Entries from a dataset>
⟨

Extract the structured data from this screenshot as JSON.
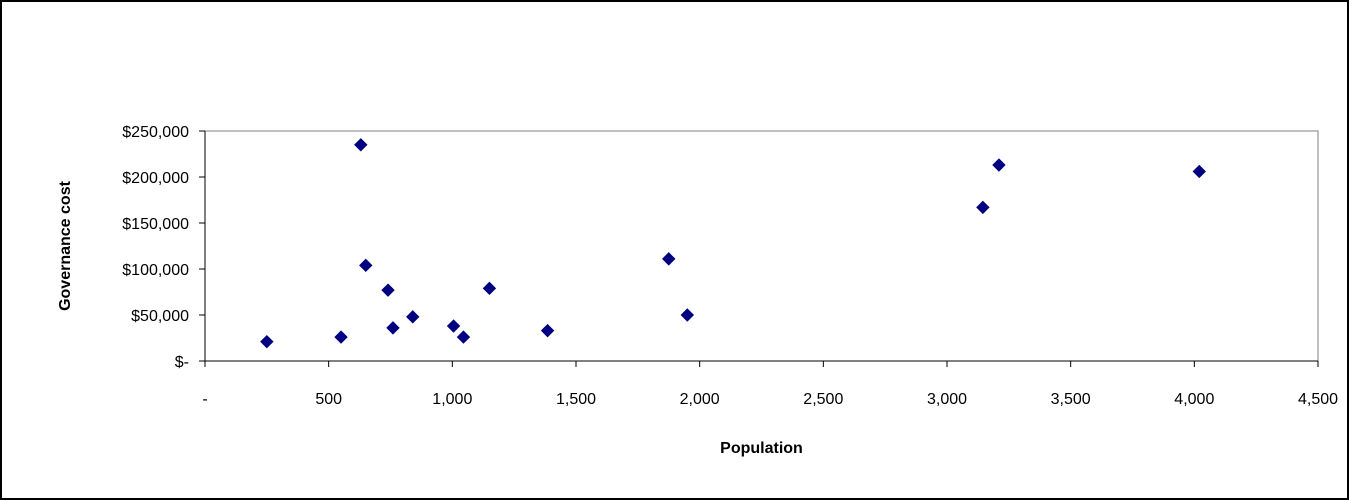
{
  "chart_data": {
    "type": "scatter",
    "xlabel": "Population",
    "ylabel": "Governance cost",
    "xlim": [
      0,
      4500
    ],
    "ylim": [
      0,
      250000
    ],
    "x_ticks": [
      0,
      500,
      1000,
      1500,
      2000,
      2500,
      3000,
      3500,
      4000,
      4500
    ],
    "x_tick_labels": [
      "-",
      "500",
      "1,000",
      "1,500",
      "2,000",
      "2,500",
      "3,000",
      "3,500",
      "4,000",
      "4,500"
    ],
    "y_ticks": [
      0,
      50000,
      100000,
      150000,
      200000,
      250000
    ],
    "y_tick_labels": [
      "$-",
      "$50,000",
      "$100,000",
      "$150,000",
      "$200,000",
      "$250,000"
    ],
    "grid": false,
    "legend": "none",
    "marker": "diamond",
    "marker_color": "#000080",
    "points": [
      {
        "x": 250,
        "y": 21000
      },
      {
        "x": 550,
        "y": 26000
      },
      {
        "x": 630,
        "y": 235000
      },
      {
        "x": 650,
        "y": 104000
      },
      {
        "x": 740,
        "y": 77000
      },
      {
        "x": 760,
        "y": 36000
      },
      {
        "x": 840,
        "y": 48000
      },
      {
        "x": 1005,
        "y": 38000
      },
      {
        "x": 1045,
        "y": 26000
      },
      {
        "x": 1150,
        "y": 79000
      },
      {
        "x": 1385,
        "y": 33000
      },
      {
        "x": 1875,
        "y": 111000
      },
      {
        "x": 1950,
        "y": 50000
      },
      {
        "x": 3145,
        "y": 167000
      },
      {
        "x": 3210,
        "y": 213000
      },
      {
        "x": 4020,
        "y": 206000
      }
    ]
  }
}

⟩

AIM OF THE EXERCISE>
Write the records out once more, exactly as they appear, with no pictures.

SOLVED PROBLEM>
Extract the structured data from this screenshot as JSON.
{
  "chart_data": {
    "type": "scatter",
    "xlabel": "Population",
    "ylabel": "Governance cost",
    "xlim": [
      0,
      4500
    ],
    "ylim": [
      0,
      250000
    ],
    "x_ticks": [
      0,
      500,
      1000,
      1500,
      2000,
      2500,
      3000,
      3500,
      4000,
      4500
    ],
    "x_tick_labels": [
      "-",
      "500",
      "1,000",
      "1,500",
      "2,000",
      "2,500",
      "3,000",
      "3,500",
      "4,000",
      "4,500"
    ],
    "y_ticks": [
      0,
      50000,
      100000,
      150000,
      200000,
      250000
    ],
    "y_tick_labels": [
      "$-",
      "$50,000",
      "$100,000",
      "$150,000",
      "$200,000",
      "$250,000"
    ],
    "grid": false,
    "legend": "none",
    "marker": "diamond",
    "marker_color": "#000080",
    "points": [
      {
        "x": 250,
        "y": 21000
      },
      {
        "x": 550,
        "y": 26000
      },
      {
        "x": 630,
        "y": 235000
      },
      {
        "x": 650,
        "y": 104000
      },
      {
        "x": 740,
        "y": 77000
      },
      {
        "x": 760,
        "y": 36000
      },
      {
        "x": 840,
        "y": 48000
      },
      {
        "x": 1005,
        "y": 38000
      },
      {
        "x": 1045,
        "y": 26000
      },
      {
        "x": 1150,
        "y": 79000
      },
      {
        "x": 1385,
        "y": 33000
      },
      {
        "x": 1875,
        "y": 111000
      },
      {
        "x": 1950,
        "y": 50000
      },
      {
        "x": 3145,
        "y": 167000
      },
      {
        "x": 3210,
        "y": 213000
      },
      {
        "x": 4020,
        "y": 206000
      }
    ]
  }
}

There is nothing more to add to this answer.